-- Start Provided records --

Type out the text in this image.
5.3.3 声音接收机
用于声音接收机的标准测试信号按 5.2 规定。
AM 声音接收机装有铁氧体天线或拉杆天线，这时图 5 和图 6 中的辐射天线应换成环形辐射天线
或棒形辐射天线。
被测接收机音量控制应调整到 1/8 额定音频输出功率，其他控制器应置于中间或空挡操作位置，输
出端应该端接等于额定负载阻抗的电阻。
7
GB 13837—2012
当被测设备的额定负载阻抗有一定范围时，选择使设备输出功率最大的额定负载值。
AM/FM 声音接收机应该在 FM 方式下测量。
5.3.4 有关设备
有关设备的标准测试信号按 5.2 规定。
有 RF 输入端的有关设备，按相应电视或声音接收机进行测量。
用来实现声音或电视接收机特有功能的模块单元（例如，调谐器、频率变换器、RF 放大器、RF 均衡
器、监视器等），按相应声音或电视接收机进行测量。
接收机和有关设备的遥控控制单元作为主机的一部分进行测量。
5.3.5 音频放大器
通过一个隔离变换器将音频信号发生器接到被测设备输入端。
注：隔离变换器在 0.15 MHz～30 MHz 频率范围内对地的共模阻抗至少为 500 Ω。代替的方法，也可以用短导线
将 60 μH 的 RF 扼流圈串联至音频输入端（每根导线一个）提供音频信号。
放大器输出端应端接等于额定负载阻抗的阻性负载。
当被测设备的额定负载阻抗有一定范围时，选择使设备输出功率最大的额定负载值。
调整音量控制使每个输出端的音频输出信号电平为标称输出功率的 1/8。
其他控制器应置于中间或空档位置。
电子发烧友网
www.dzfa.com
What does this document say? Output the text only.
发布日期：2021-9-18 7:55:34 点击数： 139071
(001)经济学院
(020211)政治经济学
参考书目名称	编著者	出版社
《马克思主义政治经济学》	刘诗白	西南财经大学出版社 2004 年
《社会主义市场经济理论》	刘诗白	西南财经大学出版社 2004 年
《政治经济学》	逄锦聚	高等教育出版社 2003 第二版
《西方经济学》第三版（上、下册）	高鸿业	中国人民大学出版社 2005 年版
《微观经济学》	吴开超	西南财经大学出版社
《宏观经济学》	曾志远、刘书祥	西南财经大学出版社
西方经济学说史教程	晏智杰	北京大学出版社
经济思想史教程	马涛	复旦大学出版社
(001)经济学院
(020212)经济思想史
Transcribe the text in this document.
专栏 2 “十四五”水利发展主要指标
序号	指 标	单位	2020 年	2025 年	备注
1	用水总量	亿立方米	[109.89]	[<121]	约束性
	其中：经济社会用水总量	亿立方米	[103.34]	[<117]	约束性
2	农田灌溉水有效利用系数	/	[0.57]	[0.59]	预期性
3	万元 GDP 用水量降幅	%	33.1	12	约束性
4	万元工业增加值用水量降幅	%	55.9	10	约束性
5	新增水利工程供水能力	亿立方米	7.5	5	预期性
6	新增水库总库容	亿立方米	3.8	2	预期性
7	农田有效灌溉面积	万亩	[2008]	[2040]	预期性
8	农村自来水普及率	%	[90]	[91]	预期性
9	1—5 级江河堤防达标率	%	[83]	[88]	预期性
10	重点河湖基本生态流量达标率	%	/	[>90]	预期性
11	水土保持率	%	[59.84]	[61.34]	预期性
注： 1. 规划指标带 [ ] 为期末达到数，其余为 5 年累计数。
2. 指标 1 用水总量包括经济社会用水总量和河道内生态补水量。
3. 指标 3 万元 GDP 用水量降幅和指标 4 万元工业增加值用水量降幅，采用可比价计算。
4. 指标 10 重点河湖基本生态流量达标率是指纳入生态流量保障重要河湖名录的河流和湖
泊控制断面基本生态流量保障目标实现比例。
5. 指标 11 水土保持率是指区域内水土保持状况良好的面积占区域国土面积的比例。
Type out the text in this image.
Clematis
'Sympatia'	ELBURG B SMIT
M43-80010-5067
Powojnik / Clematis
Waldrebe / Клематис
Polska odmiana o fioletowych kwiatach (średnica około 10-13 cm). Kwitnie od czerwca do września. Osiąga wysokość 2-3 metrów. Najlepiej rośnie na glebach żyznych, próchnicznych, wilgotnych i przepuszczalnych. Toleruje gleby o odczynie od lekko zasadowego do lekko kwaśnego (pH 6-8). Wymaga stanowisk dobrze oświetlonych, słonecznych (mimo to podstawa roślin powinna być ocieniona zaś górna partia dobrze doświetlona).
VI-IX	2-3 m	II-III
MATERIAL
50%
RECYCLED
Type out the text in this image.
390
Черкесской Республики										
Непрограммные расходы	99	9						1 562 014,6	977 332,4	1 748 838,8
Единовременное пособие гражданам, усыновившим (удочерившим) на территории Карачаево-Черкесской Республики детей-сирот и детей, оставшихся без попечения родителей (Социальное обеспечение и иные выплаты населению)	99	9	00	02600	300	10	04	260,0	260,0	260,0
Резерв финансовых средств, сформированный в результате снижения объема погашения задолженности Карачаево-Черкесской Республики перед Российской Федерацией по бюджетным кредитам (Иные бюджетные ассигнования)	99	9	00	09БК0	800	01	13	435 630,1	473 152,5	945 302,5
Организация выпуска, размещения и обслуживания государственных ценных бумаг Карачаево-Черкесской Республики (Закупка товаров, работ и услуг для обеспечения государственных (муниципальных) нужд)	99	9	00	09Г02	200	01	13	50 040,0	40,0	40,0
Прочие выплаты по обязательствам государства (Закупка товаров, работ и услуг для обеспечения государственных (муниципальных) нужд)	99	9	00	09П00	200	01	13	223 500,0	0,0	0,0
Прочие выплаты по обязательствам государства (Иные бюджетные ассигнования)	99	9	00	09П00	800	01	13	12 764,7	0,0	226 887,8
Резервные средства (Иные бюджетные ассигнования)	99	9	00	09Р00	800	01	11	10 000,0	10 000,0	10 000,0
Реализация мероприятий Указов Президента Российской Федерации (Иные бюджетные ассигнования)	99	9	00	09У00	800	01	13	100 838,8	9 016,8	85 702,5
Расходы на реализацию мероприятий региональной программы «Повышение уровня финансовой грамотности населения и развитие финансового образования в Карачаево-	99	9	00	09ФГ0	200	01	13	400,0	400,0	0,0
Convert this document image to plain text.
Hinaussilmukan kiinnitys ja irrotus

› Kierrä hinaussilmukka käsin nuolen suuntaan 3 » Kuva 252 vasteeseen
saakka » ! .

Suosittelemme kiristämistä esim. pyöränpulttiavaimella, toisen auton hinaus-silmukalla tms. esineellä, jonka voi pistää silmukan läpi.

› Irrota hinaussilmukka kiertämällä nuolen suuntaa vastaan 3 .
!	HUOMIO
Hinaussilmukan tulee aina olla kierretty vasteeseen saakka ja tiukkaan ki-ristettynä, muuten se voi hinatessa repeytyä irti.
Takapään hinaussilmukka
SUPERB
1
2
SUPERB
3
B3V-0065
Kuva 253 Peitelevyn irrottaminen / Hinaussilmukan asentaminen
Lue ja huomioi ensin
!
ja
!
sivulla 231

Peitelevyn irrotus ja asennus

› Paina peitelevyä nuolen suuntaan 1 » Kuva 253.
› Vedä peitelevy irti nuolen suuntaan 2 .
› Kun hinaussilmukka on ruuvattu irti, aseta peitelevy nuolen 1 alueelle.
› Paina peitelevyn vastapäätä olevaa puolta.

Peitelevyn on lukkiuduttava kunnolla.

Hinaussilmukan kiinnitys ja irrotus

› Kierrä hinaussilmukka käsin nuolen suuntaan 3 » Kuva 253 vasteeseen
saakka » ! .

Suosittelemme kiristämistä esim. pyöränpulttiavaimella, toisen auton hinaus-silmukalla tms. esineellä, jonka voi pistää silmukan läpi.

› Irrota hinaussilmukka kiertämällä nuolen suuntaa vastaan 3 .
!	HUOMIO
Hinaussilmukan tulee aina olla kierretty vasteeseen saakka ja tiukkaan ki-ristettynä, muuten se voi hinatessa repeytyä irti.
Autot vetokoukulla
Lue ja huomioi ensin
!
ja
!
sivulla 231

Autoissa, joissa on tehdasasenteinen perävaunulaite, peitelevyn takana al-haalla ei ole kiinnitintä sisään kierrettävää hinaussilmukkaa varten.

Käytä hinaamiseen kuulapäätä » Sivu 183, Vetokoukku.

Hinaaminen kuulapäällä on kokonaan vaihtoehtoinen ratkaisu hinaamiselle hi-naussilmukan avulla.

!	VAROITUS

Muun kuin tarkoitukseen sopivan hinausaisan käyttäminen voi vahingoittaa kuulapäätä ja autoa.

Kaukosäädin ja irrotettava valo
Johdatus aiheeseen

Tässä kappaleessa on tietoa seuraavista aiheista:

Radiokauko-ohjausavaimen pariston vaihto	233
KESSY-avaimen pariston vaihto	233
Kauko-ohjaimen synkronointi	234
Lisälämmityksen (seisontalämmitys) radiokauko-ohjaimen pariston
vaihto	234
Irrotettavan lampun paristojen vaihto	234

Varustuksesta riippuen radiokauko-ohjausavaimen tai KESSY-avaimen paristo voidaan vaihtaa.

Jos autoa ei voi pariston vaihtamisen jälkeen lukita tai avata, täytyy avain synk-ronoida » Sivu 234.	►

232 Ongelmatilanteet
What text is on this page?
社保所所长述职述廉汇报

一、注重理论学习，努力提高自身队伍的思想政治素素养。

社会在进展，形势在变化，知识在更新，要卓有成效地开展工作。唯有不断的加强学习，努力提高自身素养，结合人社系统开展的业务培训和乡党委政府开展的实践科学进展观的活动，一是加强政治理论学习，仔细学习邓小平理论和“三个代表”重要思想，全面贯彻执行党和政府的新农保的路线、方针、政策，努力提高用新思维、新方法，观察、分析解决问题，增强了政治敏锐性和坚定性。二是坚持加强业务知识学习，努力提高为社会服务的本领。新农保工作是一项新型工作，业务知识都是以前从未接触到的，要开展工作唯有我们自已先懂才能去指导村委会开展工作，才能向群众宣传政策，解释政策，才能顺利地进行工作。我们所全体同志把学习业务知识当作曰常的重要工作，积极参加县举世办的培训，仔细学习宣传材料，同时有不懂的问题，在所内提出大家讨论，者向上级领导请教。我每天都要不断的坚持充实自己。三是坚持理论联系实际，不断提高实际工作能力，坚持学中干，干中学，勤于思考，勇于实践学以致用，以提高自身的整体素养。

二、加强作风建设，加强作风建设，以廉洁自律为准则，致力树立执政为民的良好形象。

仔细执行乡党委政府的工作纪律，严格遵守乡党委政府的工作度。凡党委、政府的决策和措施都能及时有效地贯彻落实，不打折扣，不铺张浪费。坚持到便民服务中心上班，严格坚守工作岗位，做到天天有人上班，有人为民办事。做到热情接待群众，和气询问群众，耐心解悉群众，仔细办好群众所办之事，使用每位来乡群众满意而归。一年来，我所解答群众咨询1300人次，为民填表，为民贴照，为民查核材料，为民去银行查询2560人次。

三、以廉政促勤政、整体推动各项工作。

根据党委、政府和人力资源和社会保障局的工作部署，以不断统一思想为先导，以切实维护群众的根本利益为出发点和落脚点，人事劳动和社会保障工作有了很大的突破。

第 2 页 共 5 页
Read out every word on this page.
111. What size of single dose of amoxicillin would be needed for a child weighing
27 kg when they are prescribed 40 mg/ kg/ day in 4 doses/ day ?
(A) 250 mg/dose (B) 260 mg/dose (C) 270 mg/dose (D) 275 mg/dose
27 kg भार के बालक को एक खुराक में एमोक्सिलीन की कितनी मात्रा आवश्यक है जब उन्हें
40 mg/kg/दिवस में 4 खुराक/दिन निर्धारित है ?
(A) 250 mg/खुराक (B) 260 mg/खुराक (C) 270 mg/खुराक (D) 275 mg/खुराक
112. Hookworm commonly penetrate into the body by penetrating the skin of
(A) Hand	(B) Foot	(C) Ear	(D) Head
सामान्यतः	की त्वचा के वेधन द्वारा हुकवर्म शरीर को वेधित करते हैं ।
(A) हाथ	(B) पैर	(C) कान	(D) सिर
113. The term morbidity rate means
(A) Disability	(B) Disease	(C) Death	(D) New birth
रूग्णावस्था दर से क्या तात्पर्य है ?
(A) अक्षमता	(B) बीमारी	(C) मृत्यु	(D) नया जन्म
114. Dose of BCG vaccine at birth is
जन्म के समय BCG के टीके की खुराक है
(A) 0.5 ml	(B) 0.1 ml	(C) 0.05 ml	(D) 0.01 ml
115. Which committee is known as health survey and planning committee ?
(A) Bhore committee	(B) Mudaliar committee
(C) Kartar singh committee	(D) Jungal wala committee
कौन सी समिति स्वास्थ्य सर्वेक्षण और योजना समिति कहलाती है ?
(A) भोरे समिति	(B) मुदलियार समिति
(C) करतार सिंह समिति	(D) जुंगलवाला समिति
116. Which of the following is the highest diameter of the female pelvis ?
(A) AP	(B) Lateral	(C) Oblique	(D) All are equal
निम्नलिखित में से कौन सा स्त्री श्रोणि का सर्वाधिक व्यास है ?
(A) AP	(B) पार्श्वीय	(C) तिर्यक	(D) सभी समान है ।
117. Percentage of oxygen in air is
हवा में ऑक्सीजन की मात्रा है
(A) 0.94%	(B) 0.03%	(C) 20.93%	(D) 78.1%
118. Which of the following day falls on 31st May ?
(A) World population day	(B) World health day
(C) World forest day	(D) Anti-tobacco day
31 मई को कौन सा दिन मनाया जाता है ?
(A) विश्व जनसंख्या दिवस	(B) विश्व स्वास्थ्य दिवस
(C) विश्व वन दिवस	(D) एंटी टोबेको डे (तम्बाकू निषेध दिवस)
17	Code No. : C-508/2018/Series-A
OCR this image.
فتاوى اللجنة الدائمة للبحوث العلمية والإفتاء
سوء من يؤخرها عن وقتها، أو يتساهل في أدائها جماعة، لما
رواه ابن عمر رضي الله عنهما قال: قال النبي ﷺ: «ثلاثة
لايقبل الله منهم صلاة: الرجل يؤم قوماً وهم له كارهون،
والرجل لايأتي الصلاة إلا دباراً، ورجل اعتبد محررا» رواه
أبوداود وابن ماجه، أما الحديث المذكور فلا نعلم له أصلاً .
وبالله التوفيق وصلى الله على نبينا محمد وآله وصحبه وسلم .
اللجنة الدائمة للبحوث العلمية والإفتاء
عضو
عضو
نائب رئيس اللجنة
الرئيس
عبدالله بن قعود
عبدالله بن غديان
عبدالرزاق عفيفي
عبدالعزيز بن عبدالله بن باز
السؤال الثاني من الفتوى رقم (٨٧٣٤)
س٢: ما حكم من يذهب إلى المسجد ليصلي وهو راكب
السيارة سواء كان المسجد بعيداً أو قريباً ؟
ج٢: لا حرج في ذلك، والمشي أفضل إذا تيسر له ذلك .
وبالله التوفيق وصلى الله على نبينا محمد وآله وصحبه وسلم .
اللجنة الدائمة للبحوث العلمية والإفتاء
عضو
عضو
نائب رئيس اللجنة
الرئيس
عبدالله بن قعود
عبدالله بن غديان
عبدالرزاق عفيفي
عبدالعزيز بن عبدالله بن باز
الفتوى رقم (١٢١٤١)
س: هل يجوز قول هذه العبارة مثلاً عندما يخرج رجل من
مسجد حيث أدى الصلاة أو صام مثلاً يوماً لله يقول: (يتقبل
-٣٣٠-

-- End Provided records --

-- Problem description --
Work out how many lines in the records above contain the word "What", and give only that number.

-- Output --
3